┌────────

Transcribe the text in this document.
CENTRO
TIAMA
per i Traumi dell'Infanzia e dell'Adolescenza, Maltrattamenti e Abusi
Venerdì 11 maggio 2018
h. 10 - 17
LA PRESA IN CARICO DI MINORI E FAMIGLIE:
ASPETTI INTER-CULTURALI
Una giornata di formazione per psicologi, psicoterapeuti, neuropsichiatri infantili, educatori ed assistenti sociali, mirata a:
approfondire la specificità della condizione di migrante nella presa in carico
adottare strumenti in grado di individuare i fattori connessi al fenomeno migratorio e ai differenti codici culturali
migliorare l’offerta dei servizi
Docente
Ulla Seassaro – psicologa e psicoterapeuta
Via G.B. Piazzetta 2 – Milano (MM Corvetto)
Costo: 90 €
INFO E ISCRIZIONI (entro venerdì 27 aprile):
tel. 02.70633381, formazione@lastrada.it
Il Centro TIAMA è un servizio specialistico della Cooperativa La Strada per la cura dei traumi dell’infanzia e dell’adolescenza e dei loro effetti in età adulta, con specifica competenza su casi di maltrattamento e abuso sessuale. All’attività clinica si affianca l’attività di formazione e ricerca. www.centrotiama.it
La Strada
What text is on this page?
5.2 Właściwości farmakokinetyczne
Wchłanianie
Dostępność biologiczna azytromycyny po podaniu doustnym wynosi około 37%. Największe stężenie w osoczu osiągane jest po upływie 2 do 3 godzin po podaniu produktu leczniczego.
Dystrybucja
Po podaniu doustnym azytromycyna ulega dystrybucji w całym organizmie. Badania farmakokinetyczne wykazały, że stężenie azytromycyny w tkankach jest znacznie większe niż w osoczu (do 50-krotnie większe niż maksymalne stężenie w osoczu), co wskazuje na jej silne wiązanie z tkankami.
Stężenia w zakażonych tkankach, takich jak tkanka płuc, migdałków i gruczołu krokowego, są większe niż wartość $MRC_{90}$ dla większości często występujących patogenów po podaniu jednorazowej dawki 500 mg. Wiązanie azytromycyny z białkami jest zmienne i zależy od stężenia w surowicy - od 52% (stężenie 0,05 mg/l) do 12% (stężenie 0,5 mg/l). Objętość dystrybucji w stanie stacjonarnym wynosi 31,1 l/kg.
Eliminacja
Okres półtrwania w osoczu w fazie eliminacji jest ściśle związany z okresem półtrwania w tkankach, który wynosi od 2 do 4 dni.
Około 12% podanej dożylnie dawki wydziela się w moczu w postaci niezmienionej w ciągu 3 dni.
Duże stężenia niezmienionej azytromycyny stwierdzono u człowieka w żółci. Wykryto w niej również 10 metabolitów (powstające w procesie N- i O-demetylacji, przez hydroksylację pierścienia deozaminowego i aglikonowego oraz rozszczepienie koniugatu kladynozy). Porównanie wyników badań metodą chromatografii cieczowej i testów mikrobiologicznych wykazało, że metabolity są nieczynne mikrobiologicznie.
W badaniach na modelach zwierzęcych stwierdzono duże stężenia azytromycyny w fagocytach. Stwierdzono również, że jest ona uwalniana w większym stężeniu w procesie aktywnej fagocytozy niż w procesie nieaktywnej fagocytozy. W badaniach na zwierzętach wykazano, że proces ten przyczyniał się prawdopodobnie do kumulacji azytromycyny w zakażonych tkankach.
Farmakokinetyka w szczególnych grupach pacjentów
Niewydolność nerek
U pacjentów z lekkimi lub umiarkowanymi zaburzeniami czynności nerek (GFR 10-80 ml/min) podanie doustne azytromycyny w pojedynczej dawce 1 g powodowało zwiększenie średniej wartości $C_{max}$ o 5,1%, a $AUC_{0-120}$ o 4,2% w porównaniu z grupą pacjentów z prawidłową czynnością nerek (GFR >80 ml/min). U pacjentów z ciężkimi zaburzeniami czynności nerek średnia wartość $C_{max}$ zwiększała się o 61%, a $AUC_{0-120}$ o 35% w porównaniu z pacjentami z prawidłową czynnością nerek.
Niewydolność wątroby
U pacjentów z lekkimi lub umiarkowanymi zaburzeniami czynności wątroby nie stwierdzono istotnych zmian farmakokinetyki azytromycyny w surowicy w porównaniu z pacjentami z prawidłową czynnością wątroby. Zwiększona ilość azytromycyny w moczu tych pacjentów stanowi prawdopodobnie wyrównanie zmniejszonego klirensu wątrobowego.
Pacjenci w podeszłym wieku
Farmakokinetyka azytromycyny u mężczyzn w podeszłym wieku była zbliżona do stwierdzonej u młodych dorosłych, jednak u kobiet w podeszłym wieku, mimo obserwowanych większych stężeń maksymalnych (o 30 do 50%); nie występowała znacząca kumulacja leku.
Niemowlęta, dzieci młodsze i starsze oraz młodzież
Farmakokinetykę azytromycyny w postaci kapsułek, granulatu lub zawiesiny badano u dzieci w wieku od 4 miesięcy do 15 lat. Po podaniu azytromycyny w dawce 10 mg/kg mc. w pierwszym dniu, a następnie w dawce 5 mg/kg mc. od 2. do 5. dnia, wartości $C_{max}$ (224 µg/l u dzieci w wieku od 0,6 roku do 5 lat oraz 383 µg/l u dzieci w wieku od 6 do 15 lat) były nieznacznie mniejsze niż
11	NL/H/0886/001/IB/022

└────────

EXERCISE DESCRIPTION: From the entries above, list each line with "podeszłym" in it.

RESULT FOR THIS TASK:
Pacjenci w podeszłym wieku
Farmakokinetyka azytromycyny u mężczyzn w podeszłym wieku była zbliżona do stwierdzonej u młodych dorosłych, jednak u kobiet w podeszłym wieku, mimo obserwowanych większych stężeń maksymalnych (o 30 do 50%); nie występowała znacząca kumulacja leku.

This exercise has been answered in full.